→ **WHAT TO DO**:
Retype the data below without altering anything.

→ **ITEMS**:
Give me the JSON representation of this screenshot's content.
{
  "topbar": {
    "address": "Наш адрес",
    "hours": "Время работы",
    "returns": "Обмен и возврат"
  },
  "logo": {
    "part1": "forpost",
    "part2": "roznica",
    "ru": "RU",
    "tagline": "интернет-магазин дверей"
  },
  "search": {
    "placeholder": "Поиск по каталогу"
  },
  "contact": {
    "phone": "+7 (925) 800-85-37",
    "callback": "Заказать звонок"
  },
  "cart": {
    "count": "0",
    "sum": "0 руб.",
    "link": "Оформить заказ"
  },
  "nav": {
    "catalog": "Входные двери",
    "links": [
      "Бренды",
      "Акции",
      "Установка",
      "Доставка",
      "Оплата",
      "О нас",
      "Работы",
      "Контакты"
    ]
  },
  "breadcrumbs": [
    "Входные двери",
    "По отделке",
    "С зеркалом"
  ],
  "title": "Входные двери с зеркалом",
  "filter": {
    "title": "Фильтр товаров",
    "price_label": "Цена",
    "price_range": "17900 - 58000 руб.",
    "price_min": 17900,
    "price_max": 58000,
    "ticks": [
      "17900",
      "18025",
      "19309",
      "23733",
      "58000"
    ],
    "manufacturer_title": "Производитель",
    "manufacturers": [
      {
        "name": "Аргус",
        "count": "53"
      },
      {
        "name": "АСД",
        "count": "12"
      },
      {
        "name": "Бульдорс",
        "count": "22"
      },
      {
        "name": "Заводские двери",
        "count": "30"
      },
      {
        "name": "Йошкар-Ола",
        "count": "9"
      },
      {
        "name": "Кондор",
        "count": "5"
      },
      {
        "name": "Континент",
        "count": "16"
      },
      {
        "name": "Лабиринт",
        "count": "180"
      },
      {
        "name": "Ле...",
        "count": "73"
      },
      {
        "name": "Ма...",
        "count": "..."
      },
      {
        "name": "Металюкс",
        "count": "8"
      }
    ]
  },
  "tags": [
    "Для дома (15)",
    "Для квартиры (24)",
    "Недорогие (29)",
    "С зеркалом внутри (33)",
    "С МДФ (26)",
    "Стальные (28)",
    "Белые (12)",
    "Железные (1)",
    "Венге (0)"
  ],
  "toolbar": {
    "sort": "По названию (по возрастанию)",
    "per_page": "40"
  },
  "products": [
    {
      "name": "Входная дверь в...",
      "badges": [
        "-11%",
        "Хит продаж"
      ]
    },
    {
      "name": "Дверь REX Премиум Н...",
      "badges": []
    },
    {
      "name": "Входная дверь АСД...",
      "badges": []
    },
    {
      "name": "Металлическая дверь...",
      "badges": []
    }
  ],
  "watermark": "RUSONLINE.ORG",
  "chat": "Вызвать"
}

→ **EXPECTED OUTPUT**:
Give me the JSON representation of this screenshot's content.
{
  "topbar": {
    "address": "Наш адрес",
    "hours": "Время работы",
    "returns": "Обмен и возврат"
  },
  "logo": {
    "part1": "forpost",
    "part2": "roznica",
    "ru": "RU",
    "tagline": "интернет-магазин дверей"
  },
  "search": {
    "placeholder": "Поиск по каталогу"
  },
  "contact": {
    "phone": "+7 (925) 800-85-37",
    "callback": "Заказать звонок"
  },
  "cart": {
    "count": "0",
    "sum": "0 руб.",
    "link": "Оформить заказ"
  },
  "nav": {
    "catalog": "Входные двери",
    "links": [
      "Бренды",
      "Акции",
      "Установка",
      "Доставка",
      "Оплата",
      "О нас",
      "Работы",
      "Контакты"
    ]
  },
  "breadcrumbs": [
    "Входные двери",
    "По отделке",
    "С зеркалом"
  ],
  "title": "Входные двери с зеркалом",
  "filter": {
    "title": "Фильтр товаров",
    "price_label": "Цена",
    "price_range": "17900 - 58000 руб.",
    "price_min": 17900,
    "price_max": 58000,
    "ticks": [
      "17900",
      "18025",
      "19309",
      "23733",
      "58000"
    ],
    "manufacturer_title": "Производитель",
    "manufacturers": [
      {
        "name": "Аргус",
        "count": "53"
      },
      {
        "name": "АСД",
        "count": "12"
      },
      {
        "name": "Бульдорс",
        "count": "22"
      },
      {
        "name": "Заводские двери",
        "count": "30"
      },
      {
        "name": "Йошкар-Ола",
        "count": "9"
      },
      {
        "name": "Кондор",
        "count": "5"
      },
      {
        "name": "Континент",
        "count": "16"
      },
      {
        "name": "Лабиринт",
        "count": "180"
      },
      {
        "name": "Ле...",
        "count": "73"
      },
      {
        "name": "Ма...",
        "count": "..."
      },
      {
        "name": "Металюкс",
        "count": "8"
      }
    ]
  },
  "tags": [
    "Для дома (15)",
    "Для квартиры (24)",
    "Недорогие (29)",
    "С зеркалом внутри (33)",
    "С МДФ (26)",
    "Стальные (28)",
    "Белые (12)",
    "Железные (1)",
    "Венге (0)"
  ],
  "toolbar": {
    "sort": "По названию (по возрастанию)",
    "per_page": "40"
  },
  "products": [
    {
      "name": "Входная дверь в...",
      "badges": [
        "-11%",
        "Хит продаж"
      ]
    },
    {
      "name": "Дверь REX Премиум Н...",
      "badges": []
    },
    {
      "name": "Входная дверь АСД...",
      "badges": []
    },
    {
      "name": "Металлическая дверь...",
      "badges": []
    }
  ],
  "watermark": "RUSONLINE.ORG",
  "chat": "Вызвать"
}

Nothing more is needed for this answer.